Do this:
Copy the records that follow exactly as written, but not their pictures.
### Records for processing ###
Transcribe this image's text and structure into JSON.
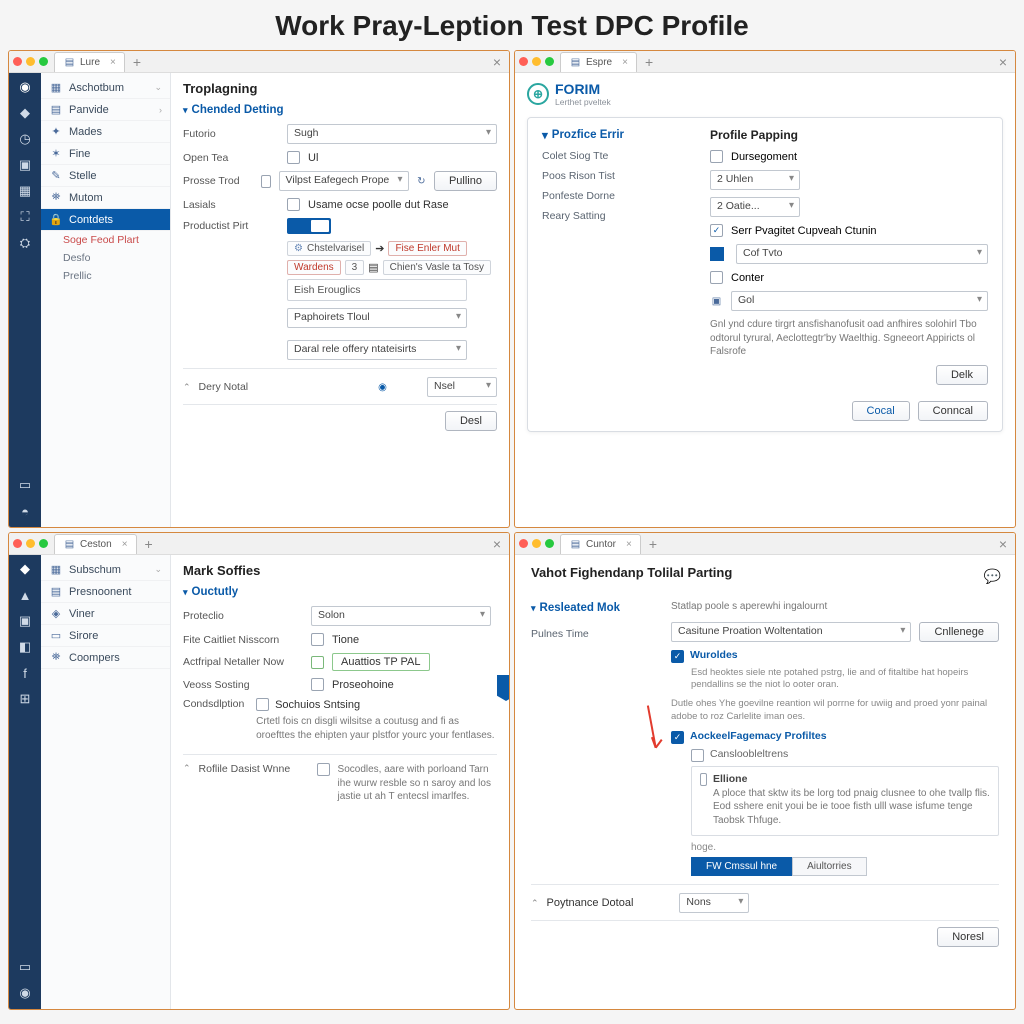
{
  "title": "Work Pray-Leption Test DPC Profile",
  "p1": {
    "tab": "Lure",
    "sidebar": [
      "Aschotbum",
      "Panvide",
      "Mades",
      "Fine",
      "Stelle",
      "Mutom"
    ],
    "active": "Contdets",
    "sub": [
      "Soge Feod Plart",
      "Desfo",
      "Prellic"
    ],
    "heading": "Troplagning",
    "sect": "Chended Detting",
    "rows": {
      "r1": {
        "label": "Futorio",
        "value": "Sugh"
      },
      "r2": {
        "label": "Open Tea",
        "check": "Ul"
      },
      "r3": {
        "label": "Prosse Trod",
        "value": "Vilpst Eafegech Prope",
        "btn": "Pullino"
      },
      "r4": {
        "label": "Lasials",
        "check": "Usame ocse poolle dut Rase"
      },
      "r5": {
        "label": "Productist Pirt"
      }
    },
    "tags1": {
      "g": "Chstelvarisel",
      "r": "Fise Enler Mut"
    },
    "tags2": {
      "a": "Wardens",
      "n": "3",
      "b": "Chien's Vasle ta Tosy"
    },
    "box1": "Eish Erouglics",
    "sel1": "Paphoirets Tloul",
    "sel2": "Daral rele offery ntateisirts",
    "footer_label": "Dery Notal",
    "next": "Nsel",
    "done": "Desl"
  },
  "p2": {
    "tab": "Espre",
    "brand": "FORIM",
    "brand_sub": "Lerthet pveltek",
    "left_hdr": "Prozfice Errir",
    "left_items": [
      "Colet Siog Tte",
      "Poos Rison Tist",
      "Ponfeste Dorne",
      "Reary Satting"
    ],
    "right_hdr": "Profile Papping",
    "chk1": "Dursegoment",
    "sel1": "2 Uhlen",
    "sel2": "2 Oatie...",
    "chk2": "Serr Pvagitet Cupveah Ctunin",
    "sel3": "Cof Tvto",
    "chk3": "Conter",
    "sel4": "Gol",
    "help": "Gnl ynd cdure tirgrt ansfishanofusit oad anfhires solohirl Tbo odtorul tyrural, Aeclottegtr'by Waelthig. Sgneeort Appiricts ol Falsrofe",
    "delk": "Delk",
    "cocal": "Cocal",
    "cancel": "Conncal"
  },
  "p3": {
    "tab": "Ceston",
    "sidebar": [
      "Subschum",
      "Presnoonent",
      "Viner",
      "Sirore",
      "Coompers"
    ],
    "heading": "Mark Soffies",
    "sect": "Ouctutly",
    "rows": {
      "r1": {
        "label": "Proteclio",
        "value": "Solon"
      },
      "r2": {
        "label": "Fite Caitliet Nisscorn",
        "check": "Tione"
      },
      "r3": {
        "label": "Actfripal Netaller Now",
        "check": "Auattios TP PAL"
      },
      "r4": {
        "label": "Veoss Sosting",
        "check": "Proseohoine"
      },
      "r5": {
        "label": "Condsdlption",
        "check": "Sochuios Sntsing"
      }
    },
    "help": "Crtetl fois cn disgli wilsitse a coutusg and fi as oroefttes the ehipten yaur plstfor yourc your fentlases.",
    "footer_label": "Roflile Dasist Wnne",
    "footer_check": "Socodles, aare with porloand Tarn ihe wurw resble so n saroy and los jastie ut ah T entecsl imarlfes."
  },
  "p4": {
    "tab": "Cuntor",
    "heading": "Vahot Fighendanp Tolilal Parting",
    "sect": "Resleated Mok",
    "label1": "Pulnes Time",
    "intro": "Statlap poole s aperewhi ingalournt",
    "sel1": "Casitune Proation Woltentation",
    "btn1": "Cnllenege",
    "chk1": "Wuroldes",
    "help1": "Esd heoktes siele nte potahed pstrg, lie and of fitaltibe hat hopeirs pendallins se the niot lo ooter oran.",
    "help2": "Dutle ohes Yhe goevilne reantion wil porrne for uwiig and proed yonr painal adobe to roz Carlelite iman oes.",
    "chk2": "AockeelFagemacy Profiltes",
    "chk3": "Cansloobleltrens",
    "inset_hdr": "Ellione",
    "inset_body": "A ploce that sktw its be lorg tod pnaig clusnee to ohe tvallp flis. Eod sshere enit youi be ie tooe fisth ulll wase isfume tenge Taobsk Thfuge.",
    "hoge": "hoge.",
    "tab1": "FW Cmssul hne",
    "tab2": "Aiultorries",
    "footer_label": "Poytnance Dotoal",
    "none": "Nons",
    "done": "Noresl"
  }
}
###
Solution to the problem:
Transcribe this image's text and structure into JSON.
{
  "title": "Work Pray-Leption Test DPC Profile",
  "p1": {
    "tab": "Lure",
    "sidebar": [
      "Aschotbum",
      "Panvide",
      "Mades",
      "Fine",
      "Stelle",
      "Mutom"
    ],
    "active": "Contdets",
    "sub": [
      "Soge Feod Plart",
      "Desfo",
      "Prellic"
    ],
    "heading": "Troplagning",
    "sect": "Chended Detting",
    "rows": {
      "r1": {
        "label": "Futorio",
        "value": "Sugh"
      },
      "r2": {
        "label": "Open Tea",
        "check": "Ul"
      },
      "r3": {
        "label": "Prosse Trod",
        "value": "Vilpst Eafegech Prope",
        "btn": "Pullino"
      },
      "r4": {
        "label": "Lasials",
        "check": "Usame ocse poolle dut Rase"
      },
      "r5": {
        "label": "Productist Pirt"
      }
    },
    "tags1": {
      "g": "Chstelvarisel",
      "r": "Fise Enler Mut"
    },
    "tags2": {
      "a": "Wardens",
      "n": "3",
      "b": "Chien's Vasle ta Tosy"
    },
    "box1": "Eish Erouglics",
    "sel1": "Paphoirets Tloul",
    "sel2": "Daral rele offery ntateisirts",
    "footer_label": "Dery Notal",
    "next": "Nsel",
    "done": "Desl"
  },
  "p2": {
    "tab": "Espre",
    "brand": "FORIM",
    "brand_sub": "Lerthet pveltek",
    "left_hdr": "Prozfice Errir",
    "left_items": [
      "Colet Siog Tte",
      "Poos Rison Tist",
      "Ponfeste Dorne",
      "Reary Satting"
    ],
    "right_hdr": "Profile Papping",
    "chk1": "Dursegoment",
    "sel1": "2 Uhlen",
    "sel2": "2 Oatie...",
    "chk2": "Serr Pvagitet Cupveah Ctunin",
    "sel3": "Cof Tvto",
    "chk3": "Conter",
    "sel4": "Gol",
    "help": "Gnl ynd cdure tirgrt ansfishanofusit oad anfhires solohirl Tbo odtorul tyrural, Aeclottegtr'by Waelthig. Sgneeort Appiricts ol Falsrofe",
    "delk": "Delk",
    "cocal": "Cocal",
    "cancel": "Conncal"
  },
  "p3": {
    "tab": "Ceston",
    "sidebar": [
      "Subschum",
      "Presnoonent",
      "Viner",
      "Sirore",
      "Coompers"
    ],
    "heading": "Mark Soffies",
    "sect": "Ouctutly",
    "rows": {
      "r1": {
        "label": "Proteclio",
        "value": "Solon"
      },
      "r2": {
        "label": "Fite Caitliet Nisscorn",
        "check": "Tione"
      },
      "r3": {
        "label": "Actfripal Netaller Now",
        "check": "Auattios TP PAL"
      },
      "r4": {
        "label": "Veoss Sosting",
        "check": "Proseohoine"
      },
      "r5": {
        "label": "Condsdlption",
        "check": "Sochuios Sntsing"
      }
    },
    "help": "Crtetl fois cn disgli wilsitse a coutusg and fi as oroefttes the ehipten yaur plstfor yourc your fentlases.",
    "footer_label": "Roflile Dasist Wnne",
    "footer_check": "Socodles, aare with porloand Tarn ihe wurw resble so n saroy and los jastie ut ah T entecsl imarlfes."
  },
  "p4": {
    "tab": "Cuntor",
    "heading": "Vahot Fighendanp Tolilal Parting",
    "sect": "Resleated Mok",
    "label1": "Pulnes Time",
    "intro": "Statlap poole s aperewhi ingalournt",
    "sel1": "Casitune Proation Woltentation",
    "btn1": "Cnllenege",
    "chk1": "Wuroldes",
    "help1": "Esd heoktes siele nte potahed pstrg, lie and of fitaltibe hat hopeirs pendallins se the niot lo ooter oran.",
    "help2": "Dutle ohes Yhe goevilne reantion wil porrne for uwiig and proed yonr painal adobe to roz Carlelite iman oes.",
    "chk2": "AockeelFagemacy Profiltes",
    "chk3": "Cansloobleltrens",
    "inset_hdr": "Ellione",
    "inset_body": "A ploce that sktw its be lorg tod pnaig clusnee to ohe tvallp flis. Eod sshere enit youi be ie tooe fisth ulll wase isfume tenge Taobsk Thfuge.",
    "hoge": "hoge.",
    "tab1": "FW Cmssul hne",
    "tab2": "Aiultorries",
    "footer_label": "Poytnance Dotoal",
    "none": "Nons",
    "done": "Noresl"
  }
}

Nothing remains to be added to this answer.